Among the entries below, find how many lines carry the word "Front" and state only that figure.

RECORDS FOR THE EXERCISE
________________

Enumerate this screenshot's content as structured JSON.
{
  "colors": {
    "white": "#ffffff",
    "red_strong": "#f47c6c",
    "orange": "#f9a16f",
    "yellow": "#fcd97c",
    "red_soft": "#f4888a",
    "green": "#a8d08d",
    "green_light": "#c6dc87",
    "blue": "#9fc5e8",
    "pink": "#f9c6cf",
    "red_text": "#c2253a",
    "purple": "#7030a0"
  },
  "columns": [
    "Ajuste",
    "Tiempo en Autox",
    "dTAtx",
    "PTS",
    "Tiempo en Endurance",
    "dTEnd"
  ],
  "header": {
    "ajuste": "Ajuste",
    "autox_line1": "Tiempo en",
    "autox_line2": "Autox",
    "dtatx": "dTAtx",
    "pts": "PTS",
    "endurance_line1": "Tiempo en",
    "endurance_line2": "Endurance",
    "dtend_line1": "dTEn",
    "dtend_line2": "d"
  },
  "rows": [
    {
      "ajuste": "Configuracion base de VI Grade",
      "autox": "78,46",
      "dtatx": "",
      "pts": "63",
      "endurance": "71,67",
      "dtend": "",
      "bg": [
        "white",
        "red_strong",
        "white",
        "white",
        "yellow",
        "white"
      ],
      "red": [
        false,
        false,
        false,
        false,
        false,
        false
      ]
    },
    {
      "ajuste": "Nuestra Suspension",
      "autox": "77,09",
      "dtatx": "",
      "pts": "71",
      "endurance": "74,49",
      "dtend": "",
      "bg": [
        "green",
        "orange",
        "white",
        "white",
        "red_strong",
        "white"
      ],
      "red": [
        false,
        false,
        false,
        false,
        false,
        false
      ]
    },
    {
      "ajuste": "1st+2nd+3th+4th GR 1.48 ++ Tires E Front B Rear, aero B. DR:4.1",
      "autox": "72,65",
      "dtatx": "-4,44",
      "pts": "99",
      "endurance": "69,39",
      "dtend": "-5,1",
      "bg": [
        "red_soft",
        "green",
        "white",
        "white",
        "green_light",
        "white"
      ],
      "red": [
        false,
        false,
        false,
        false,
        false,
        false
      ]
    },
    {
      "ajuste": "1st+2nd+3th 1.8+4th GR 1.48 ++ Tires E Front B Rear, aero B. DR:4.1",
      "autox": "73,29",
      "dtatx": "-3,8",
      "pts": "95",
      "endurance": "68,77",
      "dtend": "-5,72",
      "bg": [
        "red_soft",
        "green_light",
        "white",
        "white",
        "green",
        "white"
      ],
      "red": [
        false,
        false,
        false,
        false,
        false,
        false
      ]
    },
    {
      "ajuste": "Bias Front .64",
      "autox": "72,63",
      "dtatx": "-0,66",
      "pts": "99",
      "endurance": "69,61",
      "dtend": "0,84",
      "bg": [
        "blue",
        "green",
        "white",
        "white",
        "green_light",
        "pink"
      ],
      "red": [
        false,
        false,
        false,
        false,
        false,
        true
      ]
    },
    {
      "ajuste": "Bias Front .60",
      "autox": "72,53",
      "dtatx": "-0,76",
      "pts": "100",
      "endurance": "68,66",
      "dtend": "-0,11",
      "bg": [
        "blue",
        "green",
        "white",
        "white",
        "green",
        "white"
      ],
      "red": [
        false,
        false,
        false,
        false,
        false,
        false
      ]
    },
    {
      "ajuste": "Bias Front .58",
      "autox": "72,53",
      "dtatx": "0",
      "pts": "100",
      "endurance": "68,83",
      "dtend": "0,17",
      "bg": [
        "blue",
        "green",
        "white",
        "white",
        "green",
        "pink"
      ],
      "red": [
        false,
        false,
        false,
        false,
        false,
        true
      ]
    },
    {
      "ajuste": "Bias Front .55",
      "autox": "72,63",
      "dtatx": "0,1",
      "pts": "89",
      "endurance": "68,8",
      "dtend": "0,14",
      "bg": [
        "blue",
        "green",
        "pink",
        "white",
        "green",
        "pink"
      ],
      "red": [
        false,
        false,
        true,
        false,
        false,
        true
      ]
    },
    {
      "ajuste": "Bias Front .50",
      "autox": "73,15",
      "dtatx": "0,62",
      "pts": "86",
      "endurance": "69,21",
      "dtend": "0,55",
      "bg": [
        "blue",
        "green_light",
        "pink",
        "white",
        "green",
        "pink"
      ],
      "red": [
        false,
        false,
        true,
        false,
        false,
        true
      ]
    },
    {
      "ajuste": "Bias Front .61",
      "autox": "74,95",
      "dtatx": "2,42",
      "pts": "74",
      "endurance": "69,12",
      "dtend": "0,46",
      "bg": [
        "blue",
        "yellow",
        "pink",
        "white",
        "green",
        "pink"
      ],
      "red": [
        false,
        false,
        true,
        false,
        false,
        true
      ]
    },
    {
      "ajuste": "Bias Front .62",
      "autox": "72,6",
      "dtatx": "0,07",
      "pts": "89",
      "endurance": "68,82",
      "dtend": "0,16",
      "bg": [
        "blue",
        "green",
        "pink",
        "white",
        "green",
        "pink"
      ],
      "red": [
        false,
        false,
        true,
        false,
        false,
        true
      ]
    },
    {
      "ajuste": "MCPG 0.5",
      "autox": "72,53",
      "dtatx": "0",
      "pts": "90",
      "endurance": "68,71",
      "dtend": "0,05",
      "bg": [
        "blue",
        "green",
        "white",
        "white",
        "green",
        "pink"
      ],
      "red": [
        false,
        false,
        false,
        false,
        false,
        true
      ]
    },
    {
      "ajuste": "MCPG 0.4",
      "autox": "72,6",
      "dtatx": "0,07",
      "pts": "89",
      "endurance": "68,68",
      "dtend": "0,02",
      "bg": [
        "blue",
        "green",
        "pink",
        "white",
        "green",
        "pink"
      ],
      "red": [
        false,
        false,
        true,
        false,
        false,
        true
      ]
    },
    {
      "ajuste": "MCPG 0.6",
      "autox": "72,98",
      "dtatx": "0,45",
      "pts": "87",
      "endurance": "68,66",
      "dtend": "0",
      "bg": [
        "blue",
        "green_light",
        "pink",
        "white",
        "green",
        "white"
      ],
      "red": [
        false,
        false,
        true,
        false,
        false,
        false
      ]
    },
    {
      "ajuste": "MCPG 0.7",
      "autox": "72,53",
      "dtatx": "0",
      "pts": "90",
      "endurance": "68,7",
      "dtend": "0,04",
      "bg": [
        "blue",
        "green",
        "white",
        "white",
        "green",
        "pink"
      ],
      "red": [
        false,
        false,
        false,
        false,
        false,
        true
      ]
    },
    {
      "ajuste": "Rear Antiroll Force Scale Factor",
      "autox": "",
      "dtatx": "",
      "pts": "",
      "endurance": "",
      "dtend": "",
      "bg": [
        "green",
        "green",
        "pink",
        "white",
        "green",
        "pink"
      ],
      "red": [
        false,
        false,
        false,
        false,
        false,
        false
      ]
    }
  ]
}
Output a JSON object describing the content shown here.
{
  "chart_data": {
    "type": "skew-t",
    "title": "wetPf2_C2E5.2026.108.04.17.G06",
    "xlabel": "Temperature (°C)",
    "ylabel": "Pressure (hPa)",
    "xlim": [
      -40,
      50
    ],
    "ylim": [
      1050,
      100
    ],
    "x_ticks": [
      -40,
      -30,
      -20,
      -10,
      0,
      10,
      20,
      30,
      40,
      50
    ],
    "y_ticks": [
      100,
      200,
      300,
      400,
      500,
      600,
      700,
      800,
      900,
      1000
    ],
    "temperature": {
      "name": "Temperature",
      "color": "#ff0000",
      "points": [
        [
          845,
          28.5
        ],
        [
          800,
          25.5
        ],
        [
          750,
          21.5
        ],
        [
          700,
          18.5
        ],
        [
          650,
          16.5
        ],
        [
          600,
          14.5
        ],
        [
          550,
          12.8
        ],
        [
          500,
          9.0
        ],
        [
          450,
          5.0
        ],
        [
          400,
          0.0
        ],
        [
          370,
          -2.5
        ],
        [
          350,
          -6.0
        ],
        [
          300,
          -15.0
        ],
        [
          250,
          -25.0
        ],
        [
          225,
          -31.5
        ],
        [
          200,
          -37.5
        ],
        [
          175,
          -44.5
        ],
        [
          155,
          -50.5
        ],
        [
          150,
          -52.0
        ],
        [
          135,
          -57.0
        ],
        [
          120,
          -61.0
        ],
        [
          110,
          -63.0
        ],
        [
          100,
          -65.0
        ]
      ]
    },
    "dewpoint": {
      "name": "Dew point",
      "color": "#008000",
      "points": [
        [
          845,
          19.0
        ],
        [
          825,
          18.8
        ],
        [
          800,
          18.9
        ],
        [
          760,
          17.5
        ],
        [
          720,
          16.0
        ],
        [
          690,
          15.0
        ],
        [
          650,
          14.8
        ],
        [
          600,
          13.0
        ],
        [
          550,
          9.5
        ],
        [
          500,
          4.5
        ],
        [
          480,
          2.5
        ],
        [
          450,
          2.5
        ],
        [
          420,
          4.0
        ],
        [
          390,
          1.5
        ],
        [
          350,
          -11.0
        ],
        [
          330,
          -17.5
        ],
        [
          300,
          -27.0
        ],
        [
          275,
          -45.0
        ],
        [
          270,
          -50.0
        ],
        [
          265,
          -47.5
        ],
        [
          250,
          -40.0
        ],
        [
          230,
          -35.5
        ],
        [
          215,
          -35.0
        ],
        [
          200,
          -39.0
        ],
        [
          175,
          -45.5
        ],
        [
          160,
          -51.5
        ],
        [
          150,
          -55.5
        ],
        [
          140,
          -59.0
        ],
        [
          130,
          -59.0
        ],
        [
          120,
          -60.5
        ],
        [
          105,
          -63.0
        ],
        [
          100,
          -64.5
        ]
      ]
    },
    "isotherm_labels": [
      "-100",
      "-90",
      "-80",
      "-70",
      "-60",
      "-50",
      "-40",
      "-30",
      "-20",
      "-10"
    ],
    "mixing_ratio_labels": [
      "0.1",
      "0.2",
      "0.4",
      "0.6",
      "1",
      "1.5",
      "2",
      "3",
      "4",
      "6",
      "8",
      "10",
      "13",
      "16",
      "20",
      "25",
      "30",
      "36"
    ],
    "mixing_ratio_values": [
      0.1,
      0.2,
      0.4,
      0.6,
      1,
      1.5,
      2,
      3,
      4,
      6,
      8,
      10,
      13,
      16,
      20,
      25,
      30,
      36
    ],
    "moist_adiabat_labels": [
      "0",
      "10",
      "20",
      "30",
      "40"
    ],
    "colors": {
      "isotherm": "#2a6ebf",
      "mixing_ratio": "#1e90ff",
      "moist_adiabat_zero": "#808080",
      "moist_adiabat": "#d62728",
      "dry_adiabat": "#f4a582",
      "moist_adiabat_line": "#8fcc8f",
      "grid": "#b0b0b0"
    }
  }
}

________________

WRITTEN SOLUTION
9